■ Records that describe figures ■
────
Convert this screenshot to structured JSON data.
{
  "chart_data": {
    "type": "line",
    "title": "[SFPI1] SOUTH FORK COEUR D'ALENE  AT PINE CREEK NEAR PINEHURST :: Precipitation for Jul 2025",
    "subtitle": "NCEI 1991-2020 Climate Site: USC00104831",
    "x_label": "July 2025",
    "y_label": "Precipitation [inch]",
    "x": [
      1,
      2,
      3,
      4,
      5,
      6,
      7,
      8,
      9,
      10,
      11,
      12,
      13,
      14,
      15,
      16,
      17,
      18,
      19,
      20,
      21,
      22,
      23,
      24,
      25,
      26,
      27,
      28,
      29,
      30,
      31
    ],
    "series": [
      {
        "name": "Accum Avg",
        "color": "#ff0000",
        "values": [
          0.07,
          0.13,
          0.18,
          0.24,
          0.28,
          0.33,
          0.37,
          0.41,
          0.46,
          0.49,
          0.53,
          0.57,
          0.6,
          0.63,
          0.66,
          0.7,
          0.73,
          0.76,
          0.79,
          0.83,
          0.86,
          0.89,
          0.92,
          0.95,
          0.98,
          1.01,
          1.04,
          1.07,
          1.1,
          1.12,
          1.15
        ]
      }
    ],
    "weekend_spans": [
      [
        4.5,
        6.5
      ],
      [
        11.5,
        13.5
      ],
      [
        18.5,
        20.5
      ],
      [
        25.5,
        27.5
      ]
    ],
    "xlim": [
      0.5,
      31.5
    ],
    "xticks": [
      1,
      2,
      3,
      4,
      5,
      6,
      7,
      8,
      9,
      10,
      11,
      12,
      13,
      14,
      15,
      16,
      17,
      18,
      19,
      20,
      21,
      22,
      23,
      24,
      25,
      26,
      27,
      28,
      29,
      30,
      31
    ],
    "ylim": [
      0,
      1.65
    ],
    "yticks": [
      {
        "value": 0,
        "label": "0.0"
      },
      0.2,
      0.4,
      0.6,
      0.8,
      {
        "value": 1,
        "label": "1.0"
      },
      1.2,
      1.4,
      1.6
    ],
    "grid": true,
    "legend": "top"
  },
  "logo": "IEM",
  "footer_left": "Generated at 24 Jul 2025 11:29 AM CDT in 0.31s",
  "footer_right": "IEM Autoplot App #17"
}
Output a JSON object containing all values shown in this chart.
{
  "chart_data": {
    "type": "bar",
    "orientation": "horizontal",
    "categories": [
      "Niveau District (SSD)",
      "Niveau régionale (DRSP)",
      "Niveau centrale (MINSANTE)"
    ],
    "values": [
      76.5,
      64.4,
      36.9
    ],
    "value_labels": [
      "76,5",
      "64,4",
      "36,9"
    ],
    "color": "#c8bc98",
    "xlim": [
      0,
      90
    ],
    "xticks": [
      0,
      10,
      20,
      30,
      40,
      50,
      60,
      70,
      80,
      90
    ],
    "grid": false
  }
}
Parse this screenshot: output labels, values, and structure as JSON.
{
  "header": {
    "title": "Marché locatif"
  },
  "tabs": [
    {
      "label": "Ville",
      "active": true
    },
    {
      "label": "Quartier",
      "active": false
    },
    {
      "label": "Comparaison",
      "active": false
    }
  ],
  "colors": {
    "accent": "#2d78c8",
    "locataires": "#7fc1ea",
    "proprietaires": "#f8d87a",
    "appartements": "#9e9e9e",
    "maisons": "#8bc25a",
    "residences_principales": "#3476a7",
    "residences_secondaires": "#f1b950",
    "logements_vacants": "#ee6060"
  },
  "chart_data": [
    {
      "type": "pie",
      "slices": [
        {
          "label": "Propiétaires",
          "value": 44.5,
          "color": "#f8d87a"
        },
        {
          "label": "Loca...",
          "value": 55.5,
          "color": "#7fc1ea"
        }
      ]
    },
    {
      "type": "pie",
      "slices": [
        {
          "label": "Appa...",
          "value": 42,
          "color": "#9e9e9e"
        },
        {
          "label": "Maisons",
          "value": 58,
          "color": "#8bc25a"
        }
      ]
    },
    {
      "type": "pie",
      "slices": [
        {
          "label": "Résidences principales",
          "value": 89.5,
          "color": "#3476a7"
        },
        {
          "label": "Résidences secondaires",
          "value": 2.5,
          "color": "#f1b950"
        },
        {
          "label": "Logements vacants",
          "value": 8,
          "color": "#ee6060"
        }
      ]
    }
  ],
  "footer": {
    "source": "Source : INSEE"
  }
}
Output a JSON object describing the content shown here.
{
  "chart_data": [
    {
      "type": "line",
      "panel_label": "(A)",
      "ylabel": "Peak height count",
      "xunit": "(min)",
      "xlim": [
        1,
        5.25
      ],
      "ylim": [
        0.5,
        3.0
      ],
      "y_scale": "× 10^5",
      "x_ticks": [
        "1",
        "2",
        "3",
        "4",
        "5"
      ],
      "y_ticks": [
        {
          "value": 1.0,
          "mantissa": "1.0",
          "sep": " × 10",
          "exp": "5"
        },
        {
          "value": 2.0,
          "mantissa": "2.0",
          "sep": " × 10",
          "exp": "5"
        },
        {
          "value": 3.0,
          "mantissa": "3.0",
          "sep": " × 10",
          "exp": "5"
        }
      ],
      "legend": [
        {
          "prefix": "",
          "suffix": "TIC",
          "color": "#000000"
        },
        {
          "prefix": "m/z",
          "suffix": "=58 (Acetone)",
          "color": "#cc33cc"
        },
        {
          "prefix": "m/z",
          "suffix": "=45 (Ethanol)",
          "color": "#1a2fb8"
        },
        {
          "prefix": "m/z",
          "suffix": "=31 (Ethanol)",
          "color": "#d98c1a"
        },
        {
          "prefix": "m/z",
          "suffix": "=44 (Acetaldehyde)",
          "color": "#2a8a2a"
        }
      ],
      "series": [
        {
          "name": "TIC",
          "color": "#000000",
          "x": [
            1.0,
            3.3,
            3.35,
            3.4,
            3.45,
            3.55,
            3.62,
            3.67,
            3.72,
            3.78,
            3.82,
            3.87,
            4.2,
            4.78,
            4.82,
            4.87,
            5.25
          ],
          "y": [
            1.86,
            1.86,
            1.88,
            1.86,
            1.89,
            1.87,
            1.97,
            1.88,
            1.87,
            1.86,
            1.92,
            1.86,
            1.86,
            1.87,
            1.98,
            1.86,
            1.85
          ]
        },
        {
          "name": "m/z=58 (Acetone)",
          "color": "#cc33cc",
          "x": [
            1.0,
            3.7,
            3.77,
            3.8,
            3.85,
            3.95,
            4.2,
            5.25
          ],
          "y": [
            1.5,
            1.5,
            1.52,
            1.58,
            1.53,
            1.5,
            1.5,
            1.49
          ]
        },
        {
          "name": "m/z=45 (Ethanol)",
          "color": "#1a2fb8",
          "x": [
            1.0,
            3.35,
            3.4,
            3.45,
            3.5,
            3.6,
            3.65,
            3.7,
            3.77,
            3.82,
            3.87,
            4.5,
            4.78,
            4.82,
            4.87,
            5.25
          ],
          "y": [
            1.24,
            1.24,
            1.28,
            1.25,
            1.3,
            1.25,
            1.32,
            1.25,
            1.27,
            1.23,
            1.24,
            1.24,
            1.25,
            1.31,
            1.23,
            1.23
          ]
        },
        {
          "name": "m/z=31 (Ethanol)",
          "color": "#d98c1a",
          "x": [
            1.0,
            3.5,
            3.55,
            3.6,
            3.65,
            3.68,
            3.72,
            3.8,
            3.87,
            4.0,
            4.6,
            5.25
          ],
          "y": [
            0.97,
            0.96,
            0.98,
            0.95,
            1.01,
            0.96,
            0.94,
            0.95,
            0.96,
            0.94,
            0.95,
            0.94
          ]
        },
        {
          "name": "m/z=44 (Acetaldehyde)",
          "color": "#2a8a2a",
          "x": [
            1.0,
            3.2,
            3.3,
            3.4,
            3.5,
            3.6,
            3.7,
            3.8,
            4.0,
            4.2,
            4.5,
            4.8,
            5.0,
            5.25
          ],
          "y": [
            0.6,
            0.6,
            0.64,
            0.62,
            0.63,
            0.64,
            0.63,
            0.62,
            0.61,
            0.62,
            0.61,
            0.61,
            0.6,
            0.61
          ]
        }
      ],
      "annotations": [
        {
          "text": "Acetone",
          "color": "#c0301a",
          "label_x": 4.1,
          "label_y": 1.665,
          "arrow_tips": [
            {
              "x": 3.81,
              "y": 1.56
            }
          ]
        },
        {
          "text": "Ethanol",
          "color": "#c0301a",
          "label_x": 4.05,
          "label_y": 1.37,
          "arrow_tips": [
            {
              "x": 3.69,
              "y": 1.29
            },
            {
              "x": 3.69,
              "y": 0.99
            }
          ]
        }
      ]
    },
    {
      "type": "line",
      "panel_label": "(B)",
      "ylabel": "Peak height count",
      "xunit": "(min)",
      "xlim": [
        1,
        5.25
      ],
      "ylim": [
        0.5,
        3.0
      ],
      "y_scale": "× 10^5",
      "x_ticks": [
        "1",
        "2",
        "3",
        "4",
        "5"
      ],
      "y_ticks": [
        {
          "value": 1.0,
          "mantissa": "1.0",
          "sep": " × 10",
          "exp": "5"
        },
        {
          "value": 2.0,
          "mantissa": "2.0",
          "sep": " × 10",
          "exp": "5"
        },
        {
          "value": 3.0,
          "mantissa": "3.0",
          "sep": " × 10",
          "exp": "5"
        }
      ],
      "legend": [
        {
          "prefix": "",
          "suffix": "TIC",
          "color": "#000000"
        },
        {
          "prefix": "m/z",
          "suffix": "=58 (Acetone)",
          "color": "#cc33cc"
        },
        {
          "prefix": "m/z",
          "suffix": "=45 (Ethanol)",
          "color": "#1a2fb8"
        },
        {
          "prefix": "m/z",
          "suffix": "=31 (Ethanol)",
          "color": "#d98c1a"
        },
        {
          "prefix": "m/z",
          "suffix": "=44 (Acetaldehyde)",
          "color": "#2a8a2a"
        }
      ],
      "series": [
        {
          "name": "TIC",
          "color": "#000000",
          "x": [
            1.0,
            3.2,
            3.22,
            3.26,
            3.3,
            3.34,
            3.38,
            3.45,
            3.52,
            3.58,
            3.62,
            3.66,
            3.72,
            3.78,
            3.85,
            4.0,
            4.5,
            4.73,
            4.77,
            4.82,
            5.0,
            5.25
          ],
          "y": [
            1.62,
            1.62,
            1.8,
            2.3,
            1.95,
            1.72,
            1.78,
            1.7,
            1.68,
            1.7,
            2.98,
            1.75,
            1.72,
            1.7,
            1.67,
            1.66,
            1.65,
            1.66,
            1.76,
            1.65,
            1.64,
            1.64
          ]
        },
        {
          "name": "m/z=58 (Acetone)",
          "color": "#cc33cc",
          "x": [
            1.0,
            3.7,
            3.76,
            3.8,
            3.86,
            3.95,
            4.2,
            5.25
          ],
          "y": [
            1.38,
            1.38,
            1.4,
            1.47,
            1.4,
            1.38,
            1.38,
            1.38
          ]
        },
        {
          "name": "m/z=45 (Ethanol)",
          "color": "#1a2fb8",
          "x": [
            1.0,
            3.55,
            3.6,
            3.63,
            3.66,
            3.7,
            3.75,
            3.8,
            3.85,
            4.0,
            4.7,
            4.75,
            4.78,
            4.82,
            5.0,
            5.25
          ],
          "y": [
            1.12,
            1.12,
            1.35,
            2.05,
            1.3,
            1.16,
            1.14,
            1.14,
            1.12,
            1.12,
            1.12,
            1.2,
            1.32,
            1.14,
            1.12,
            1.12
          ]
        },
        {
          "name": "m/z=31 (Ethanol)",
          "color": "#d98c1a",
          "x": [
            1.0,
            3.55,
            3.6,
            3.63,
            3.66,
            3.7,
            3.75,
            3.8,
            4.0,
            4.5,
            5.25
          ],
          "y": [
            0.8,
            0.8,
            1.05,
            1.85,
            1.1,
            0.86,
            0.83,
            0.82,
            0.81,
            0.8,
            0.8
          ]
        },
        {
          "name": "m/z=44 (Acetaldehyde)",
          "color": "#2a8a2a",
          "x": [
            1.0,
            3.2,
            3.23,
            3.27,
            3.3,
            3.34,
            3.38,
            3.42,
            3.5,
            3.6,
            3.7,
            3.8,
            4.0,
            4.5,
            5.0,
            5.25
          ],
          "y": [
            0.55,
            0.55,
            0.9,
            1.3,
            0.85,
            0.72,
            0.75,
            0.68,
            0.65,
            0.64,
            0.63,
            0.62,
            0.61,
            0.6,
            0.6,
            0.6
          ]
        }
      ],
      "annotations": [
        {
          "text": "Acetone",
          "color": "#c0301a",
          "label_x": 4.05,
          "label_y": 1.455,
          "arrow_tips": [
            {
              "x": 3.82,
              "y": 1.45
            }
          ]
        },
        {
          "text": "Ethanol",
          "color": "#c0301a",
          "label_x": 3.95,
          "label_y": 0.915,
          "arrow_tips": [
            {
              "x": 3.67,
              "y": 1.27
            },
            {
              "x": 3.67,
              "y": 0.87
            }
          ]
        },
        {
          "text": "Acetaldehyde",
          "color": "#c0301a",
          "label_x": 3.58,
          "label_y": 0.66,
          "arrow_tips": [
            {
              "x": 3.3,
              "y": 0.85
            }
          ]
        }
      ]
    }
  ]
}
────
■ REQUEST ■
From the listing above, pick out every line containing "this".

■ WRITTEN REPLY ■
Convert this screenshot to structured JSON data.
Output a JSON object containing all values shown in this chart.
Parse this screenshot: output labels, values, and structure as JSON.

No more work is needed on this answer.